• _Given information_
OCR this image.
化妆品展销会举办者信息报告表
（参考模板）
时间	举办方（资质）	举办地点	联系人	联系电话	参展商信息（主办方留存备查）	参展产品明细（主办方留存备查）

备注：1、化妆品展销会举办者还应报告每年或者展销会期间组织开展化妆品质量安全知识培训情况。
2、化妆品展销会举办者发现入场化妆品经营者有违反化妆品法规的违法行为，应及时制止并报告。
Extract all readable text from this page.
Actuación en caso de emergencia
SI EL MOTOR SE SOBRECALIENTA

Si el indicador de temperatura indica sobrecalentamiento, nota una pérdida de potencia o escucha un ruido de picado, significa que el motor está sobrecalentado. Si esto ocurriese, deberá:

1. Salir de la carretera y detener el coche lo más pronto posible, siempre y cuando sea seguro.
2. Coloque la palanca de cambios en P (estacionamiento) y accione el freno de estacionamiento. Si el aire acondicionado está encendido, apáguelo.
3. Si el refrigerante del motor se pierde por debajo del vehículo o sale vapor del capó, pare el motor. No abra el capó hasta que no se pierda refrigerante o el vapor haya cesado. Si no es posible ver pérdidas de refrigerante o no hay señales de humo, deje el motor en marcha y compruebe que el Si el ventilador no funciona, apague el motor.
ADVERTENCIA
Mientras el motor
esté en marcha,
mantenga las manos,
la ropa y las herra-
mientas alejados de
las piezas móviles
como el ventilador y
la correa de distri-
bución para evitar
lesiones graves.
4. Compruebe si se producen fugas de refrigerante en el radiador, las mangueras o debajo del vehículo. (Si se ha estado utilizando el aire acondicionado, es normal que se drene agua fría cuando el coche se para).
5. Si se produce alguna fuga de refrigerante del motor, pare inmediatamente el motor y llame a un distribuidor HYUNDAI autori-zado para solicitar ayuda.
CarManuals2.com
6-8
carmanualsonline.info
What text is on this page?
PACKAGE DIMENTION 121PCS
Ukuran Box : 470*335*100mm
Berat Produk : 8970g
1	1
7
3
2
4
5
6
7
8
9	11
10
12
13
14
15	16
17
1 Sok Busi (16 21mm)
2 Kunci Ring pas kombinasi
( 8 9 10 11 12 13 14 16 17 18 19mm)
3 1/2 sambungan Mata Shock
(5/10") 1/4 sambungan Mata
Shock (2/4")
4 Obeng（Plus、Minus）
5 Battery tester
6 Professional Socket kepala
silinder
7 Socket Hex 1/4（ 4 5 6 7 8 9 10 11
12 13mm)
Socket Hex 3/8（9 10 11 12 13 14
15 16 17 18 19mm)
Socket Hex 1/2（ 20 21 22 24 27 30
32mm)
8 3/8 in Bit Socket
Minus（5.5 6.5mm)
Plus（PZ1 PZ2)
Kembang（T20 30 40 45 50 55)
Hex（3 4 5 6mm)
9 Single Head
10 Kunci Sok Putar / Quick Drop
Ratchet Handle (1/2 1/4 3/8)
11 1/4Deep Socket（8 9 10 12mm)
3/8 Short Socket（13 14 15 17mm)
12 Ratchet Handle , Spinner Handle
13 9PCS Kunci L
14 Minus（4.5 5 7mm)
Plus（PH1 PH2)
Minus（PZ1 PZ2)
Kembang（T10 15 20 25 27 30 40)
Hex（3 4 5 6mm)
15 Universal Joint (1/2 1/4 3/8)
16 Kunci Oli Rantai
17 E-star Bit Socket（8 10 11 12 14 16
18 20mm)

• _Problem statement_
Find how many lines in the material hold the word "sambungan" and state that number alone.

• _Answer to the task_
2